> [What you will do]:
Answer with one number: how many lines hold the string "JSON".
◇ ◇ ◇ ◇ ◇ ◇ ◇
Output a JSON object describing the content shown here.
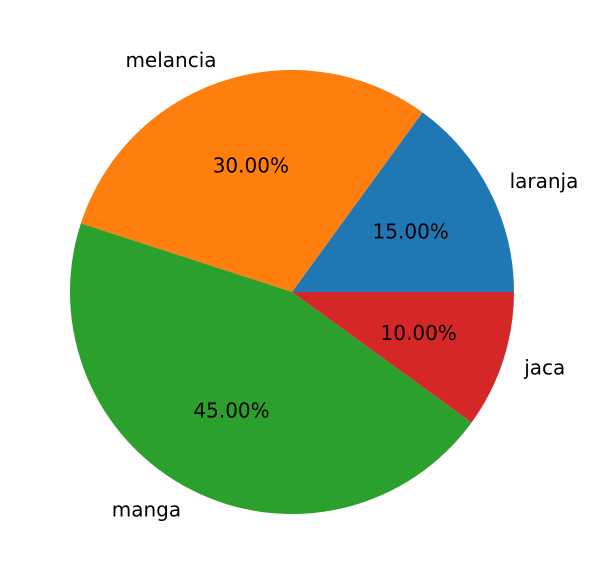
{
  "chart_data": {
    "type": "pie",
    "categories": [
      "laranja",
      "melancia",
      "manga",
      "jaca"
    ],
    "values": [
      15,
      30,
      45,
      10
    ],
    "percent_labels": [
      "15.00%",
      "30.00%",
      "45.00%",
      "10.00%"
    ],
    "colors": [
      "#1f77b4",
      "#ff7f0e",
      "#2ca02c",
      "#d62728"
    ],
    "start_angle_deg": 0,
    "direction": "counterclockwise",
    "title": ""
  }
}
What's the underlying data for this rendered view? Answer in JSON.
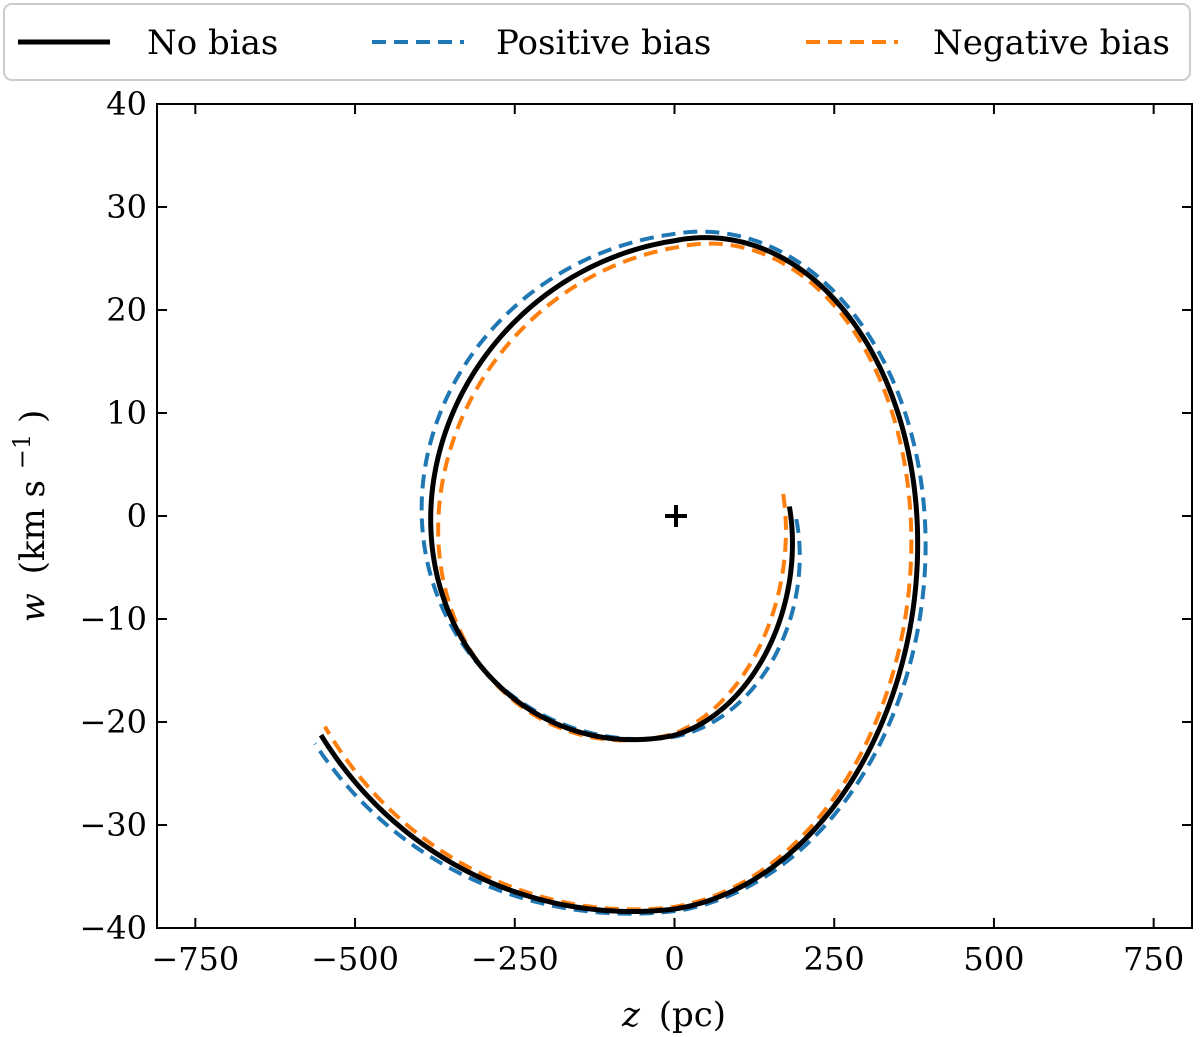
{
  "chart_data": {
    "type": "line",
    "title": "",
    "xlabel": {
      "symbol": "z",
      "unit": "(pc)"
    },
    "ylabel": {
      "symbol": "w",
      "unit": "(km s",
      "exponent": "−1",
      "close": ")"
    },
    "xlim": [
      -810,
      810
    ],
    "ylim": [
      -40,
      40
    ],
    "xticks": [
      -750,
      -500,
      -250,
      0,
      250,
      500,
      750
    ],
    "xtick_labels": [
      "−750",
      "−500",
      "−250",
      "0",
      "250",
      "500",
      "750"
    ],
    "yticks": [
      -40,
      -30,
      -20,
      -10,
      0,
      10,
      20,
      30,
      40
    ],
    "ytick_labels": [
      "−40",
      "−30",
      "−20",
      "−10",
      "0",
      "10",
      "20",
      "30",
      "40"
    ],
    "grid": false,
    "legend_position": "top, outside, spanning width",
    "center_marker": {
      "z": 0,
      "w": 0,
      "symbol": "+"
    },
    "spiral_params": {
      "theta_start": 0.0,
      "theta_end": 9.0,
      "base_radius": 0.39,
      "growth": 0.068
    },
    "series": [
      {
        "name": "No bias",
        "color": "#000000",
        "dash": "solid",
        "width": 5,
        "z_scale": 1.0,
        "w_scale": 1.0,
        "phase": 0.0,
        "z_amp": 790,
        "w_amp": 50
      },
      {
        "name": "Positive bias",
        "color": "#1f77b4",
        "dash": "dashed",
        "width": 4,
        "z_scale": 1.0,
        "w_scale": 1.0,
        "phase": 0.0,
        "z_amp": 805,
        "w_amp": 49
      },
      {
        "name": "Negative bias",
        "color": "#ff7f0e",
        "dash": "dashed",
        "width": 4,
        "z_scale": 1.0,
        "w_scale": 1.0,
        "phase": 0.0,
        "z_amp": 780,
        "w_amp": 51
      }
    ]
  }
}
◇ ◇ ◇ ◇ ◇ ◇ ◇
> [Complete answer]:
2